EXTRACTED DATA =
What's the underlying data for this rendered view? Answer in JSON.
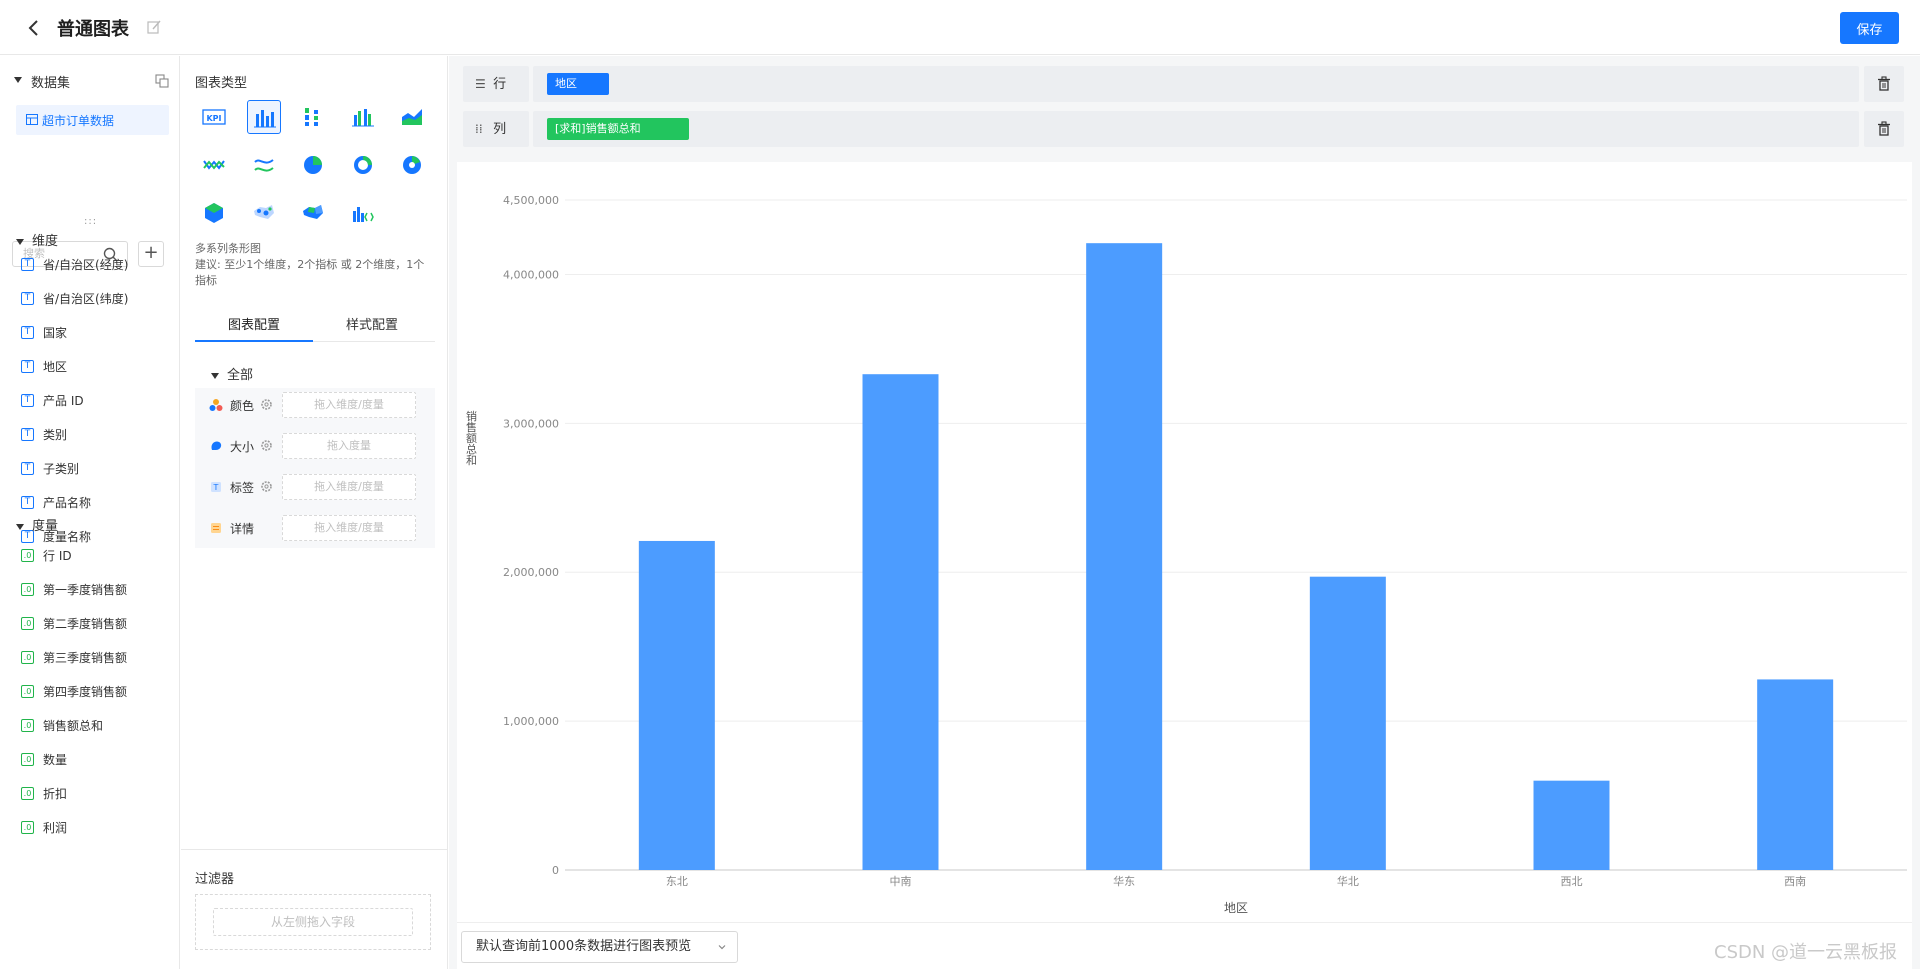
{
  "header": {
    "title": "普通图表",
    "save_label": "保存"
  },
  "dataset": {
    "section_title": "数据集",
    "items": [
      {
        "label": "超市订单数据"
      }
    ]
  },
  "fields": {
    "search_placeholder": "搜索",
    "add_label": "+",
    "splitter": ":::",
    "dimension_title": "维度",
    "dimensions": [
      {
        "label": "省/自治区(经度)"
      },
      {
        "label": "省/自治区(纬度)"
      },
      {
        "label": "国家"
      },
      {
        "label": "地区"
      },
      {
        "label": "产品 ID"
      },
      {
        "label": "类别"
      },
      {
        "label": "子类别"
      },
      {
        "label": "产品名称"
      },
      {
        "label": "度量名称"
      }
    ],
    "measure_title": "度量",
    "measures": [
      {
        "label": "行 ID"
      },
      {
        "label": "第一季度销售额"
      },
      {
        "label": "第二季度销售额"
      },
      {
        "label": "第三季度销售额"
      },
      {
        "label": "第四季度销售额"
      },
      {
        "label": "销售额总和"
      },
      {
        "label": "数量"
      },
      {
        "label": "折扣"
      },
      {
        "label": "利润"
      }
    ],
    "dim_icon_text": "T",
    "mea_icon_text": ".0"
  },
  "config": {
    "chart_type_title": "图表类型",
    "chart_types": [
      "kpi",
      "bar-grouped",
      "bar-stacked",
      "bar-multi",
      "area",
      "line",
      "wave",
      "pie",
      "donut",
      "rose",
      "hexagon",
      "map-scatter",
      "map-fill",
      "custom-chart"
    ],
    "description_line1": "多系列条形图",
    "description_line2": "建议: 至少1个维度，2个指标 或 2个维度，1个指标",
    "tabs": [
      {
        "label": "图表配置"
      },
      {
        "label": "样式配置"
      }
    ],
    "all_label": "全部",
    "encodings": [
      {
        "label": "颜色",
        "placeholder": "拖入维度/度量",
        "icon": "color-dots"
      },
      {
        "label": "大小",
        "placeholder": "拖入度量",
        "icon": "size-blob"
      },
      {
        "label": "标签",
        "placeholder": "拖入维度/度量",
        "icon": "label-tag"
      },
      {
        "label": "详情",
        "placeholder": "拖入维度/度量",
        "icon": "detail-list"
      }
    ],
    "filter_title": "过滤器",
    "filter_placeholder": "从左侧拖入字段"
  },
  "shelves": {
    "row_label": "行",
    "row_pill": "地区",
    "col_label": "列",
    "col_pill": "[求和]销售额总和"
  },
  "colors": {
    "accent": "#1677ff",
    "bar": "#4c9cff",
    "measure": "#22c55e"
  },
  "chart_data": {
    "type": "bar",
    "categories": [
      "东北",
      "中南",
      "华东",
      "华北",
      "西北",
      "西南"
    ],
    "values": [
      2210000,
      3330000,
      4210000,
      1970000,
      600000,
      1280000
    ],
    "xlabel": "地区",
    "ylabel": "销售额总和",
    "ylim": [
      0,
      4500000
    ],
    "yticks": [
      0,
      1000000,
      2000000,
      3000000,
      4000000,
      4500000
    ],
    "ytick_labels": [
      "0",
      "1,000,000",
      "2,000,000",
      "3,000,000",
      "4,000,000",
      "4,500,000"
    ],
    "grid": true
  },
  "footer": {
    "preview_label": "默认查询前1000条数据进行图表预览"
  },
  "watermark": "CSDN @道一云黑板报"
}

YOUR OBJECTIVE = Pictures in the records above should not be copied. Repeat everything else exactly.

RESULT =
What's the underlying data for this rendered view? Answer in JSON.
{
  "header": {
    "title": "普通图表",
    "save_label": "保存"
  },
  "dataset": {
    "section_title": "数据集",
    "items": [
      {
        "label": "超市订单数据"
      }
    ]
  },
  "fields": {
    "search_placeholder": "搜索",
    "add_label": "+",
    "splitter": ":::",
    "dimension_title": "维度",
    "dimensions": [
      {
        "label": "省/自治区(经度)"
      },
      {
        "label": "省/自治区(纬度)"
      },
      {
        "label": "国家"
      },
      {
        "label": "地区"
      },
      {
        "label": "产品 ID"
      },
      {
        "label": "类别"
      },
      {
        "label": "子类别"
      },
      {
        "label": "产品名称"
      },
      {
        "label": "度量名称"
      }
    ],
    "measure_title": "度量",
    "measures": [
      {
        "label": "行 ID"
      },
      {
        "label": "第一季度销售额"
      },
      {
        "label": "第二季度销售额"
      },
      {
        "label": "第三季度销售额"
      },
      {
        "label": "第四季度销售额"
      },
      {
        "label": "销售额总和"
      },
      {
        "label": "数量"
      },
      {
        "label": "折扣"
      },
      {
        "label": "利润"
      }
    ],
    "dim_icon_text": "T",
    "mea_icon_text": ".0"
  },
  "config": {
    "chart_type_title": "图表类型",
    "chart_types": [
      "kpi",
      "bar-grouped",
      "bar-stacked",
      "bar-multi",
      "area",
      "line",
      "wave",
      "pie",
      "donut",
      "rose",
      "hexagon",
      "map-scatter",
      "map-fill",
      "custom-chart"
    ],
    "description_line1": "多系列条形图",
    "description_line2": "建议: 至少1个维度，2个指标 或 2个维度，1个指标",
    "tabs": [
      {
        "label": "图表配置"
      },
      {
        "label": "样式配置"
      }
    ],
    "all_label": "全部",
    "encodings": [
      {
        "label": "颜色",
        "placeholder": "拖入维度/度量",
        "icon": "color-dots"
      },
      {
        "label": "大小",
        "placeholder": "拖入度量",
        "icon": "size-blob"
      },
      {
        "label": "标签",
        "placeholder": "拖入维度/度量",
        "icon": "label-tag"
      },
      {
        "label": "详情",
        "placeholder": "拖入维度/度量",
        "icon": "detail-list"
      }
    ],
    "filter_title": "过滤器",
    "filter_placeholder": "从左侧拖入字段"
  },
  "shelves": {
    "row_label": "行",
    "row_pill": "地区",
    "col_label": "列",
    "col_pill": "[求和]销售额总和"
  },
  "colors": {
    "accent": "#1677ff",
    "bar": "#4c9cff",
    "measure": "#22c55e"
  },
  "chart_data": {
    "type": "bar",
    "categories": [
      "东北",
      "中南",
      "华东",
      "华北",
      "西北",
      "西南"
    ],
    "values": [
      2210000,
      3330000,
      4210000,
      1970000,
      600000,
      1280000
    ],
    "xlabel": "地区",
    "ylabel": "销售额总和",
    "ylim": [
      0,
      4500000
    ],
    "yticks": [
      0,
      1000000,
      2000000,
      3000000,
      4000000,
      4500000
    ],
    "ytick_labels": [
      "0",
      "1,000,000",
      "2,000,000",
      "3,000,000",
      "4,000,000",
      "4,500,000"
    ],
    "grid": true
  },
  "footer": {
    "preview_label": "默认查询前1000条数据进行图表预览"
  },
  "watermark": "CSDN @道一云黑板报"
}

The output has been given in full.